Description of the task: Your task is to gather the lines below that hold the string "scam".

● ● ●

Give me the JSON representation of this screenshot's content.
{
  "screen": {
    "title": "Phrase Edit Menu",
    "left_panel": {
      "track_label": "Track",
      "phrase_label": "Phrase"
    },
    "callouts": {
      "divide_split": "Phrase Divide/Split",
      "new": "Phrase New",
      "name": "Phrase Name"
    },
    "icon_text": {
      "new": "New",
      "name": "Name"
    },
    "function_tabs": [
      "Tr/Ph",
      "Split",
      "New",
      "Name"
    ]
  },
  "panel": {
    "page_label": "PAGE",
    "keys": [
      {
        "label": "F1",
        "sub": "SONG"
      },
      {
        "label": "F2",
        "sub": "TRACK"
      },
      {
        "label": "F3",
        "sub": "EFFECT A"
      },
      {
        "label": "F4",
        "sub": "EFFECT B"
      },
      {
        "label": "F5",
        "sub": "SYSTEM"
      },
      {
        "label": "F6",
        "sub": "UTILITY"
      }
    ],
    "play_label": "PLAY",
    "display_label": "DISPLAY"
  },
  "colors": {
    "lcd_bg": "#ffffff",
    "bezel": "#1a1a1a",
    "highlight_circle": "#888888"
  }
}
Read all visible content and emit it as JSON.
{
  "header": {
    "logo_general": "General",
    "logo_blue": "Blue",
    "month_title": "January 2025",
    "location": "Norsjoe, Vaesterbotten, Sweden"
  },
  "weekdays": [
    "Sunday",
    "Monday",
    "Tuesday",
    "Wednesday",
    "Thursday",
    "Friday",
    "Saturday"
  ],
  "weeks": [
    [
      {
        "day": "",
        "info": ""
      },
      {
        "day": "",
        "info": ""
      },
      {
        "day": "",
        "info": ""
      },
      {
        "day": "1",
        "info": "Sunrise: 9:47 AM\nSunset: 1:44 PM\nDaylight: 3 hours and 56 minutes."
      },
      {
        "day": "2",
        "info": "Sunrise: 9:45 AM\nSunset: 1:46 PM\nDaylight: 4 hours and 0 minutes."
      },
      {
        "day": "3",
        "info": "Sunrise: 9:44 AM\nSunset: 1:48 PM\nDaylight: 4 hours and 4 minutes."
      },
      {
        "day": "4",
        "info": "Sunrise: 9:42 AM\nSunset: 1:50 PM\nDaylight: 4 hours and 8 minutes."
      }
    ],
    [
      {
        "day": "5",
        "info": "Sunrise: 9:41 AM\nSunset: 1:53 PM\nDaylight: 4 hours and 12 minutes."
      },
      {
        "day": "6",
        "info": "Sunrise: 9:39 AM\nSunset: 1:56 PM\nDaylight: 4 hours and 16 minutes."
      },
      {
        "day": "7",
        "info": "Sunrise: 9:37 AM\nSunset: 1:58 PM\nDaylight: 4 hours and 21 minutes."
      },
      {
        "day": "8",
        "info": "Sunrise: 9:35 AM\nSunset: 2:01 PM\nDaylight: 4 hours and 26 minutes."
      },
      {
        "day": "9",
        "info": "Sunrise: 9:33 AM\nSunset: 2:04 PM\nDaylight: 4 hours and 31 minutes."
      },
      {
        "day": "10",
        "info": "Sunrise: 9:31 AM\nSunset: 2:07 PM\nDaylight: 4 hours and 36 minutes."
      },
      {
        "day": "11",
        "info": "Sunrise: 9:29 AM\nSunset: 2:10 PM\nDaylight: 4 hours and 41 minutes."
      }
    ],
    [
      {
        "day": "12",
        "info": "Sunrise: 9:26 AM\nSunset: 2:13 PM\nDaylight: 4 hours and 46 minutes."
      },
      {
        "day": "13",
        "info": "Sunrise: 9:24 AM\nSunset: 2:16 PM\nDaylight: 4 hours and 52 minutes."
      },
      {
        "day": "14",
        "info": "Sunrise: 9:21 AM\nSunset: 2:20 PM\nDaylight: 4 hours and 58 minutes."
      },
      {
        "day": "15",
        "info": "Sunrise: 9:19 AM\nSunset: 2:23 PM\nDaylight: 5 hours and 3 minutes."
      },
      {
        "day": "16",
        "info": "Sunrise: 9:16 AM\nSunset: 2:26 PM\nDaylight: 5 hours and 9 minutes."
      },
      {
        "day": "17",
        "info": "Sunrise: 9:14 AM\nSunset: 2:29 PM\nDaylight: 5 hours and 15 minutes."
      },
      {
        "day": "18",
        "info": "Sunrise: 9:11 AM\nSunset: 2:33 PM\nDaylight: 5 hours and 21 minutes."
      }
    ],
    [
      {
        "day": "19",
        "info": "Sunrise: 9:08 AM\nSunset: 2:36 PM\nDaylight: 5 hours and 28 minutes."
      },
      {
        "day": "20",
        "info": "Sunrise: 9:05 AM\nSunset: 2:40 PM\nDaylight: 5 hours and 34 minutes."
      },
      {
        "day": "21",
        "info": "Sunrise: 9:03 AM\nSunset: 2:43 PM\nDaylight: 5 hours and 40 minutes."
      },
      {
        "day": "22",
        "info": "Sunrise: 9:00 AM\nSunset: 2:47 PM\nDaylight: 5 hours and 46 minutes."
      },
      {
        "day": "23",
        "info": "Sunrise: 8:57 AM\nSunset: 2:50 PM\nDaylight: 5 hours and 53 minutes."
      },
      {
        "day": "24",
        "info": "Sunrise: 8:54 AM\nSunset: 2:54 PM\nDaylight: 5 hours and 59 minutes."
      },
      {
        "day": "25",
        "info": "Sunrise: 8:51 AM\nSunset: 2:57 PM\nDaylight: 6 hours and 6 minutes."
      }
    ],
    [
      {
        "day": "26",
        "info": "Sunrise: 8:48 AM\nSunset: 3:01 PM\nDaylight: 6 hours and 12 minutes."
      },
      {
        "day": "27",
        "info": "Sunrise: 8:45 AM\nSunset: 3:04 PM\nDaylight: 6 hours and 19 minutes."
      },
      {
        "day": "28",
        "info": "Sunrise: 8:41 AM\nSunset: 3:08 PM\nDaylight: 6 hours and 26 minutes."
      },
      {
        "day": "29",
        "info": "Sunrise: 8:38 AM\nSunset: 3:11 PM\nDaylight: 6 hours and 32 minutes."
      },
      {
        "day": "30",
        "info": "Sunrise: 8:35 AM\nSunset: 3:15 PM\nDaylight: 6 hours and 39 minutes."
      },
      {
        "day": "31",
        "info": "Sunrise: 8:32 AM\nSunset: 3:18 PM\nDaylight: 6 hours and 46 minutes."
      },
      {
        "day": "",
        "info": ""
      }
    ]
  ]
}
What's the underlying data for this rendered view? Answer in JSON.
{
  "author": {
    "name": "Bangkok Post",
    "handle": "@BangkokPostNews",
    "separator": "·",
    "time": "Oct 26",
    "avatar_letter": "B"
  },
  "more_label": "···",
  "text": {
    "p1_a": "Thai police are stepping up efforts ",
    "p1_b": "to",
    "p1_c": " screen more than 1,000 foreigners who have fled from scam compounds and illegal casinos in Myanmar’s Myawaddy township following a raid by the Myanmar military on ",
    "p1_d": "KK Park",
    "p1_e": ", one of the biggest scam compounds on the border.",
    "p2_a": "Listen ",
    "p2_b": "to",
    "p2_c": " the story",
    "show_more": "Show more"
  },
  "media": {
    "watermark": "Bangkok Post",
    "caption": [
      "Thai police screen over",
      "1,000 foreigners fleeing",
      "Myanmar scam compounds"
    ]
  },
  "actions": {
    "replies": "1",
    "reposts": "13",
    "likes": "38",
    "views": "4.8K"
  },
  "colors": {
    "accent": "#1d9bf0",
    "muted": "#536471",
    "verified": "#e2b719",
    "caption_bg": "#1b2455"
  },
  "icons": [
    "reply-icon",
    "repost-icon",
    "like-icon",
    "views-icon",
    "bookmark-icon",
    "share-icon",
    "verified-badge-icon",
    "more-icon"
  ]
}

● ● ●

Completed exercise:
    "p1_c": " screen more than 1,000 foreigners who have fled from scam compounds and illegal casinos in Myanmar’s Myawaddy township following a raid by the Myanmar military on ",
    "p1_e": ", one of the biggest scam compounds on the border.",
      "Myanmar scam compounds"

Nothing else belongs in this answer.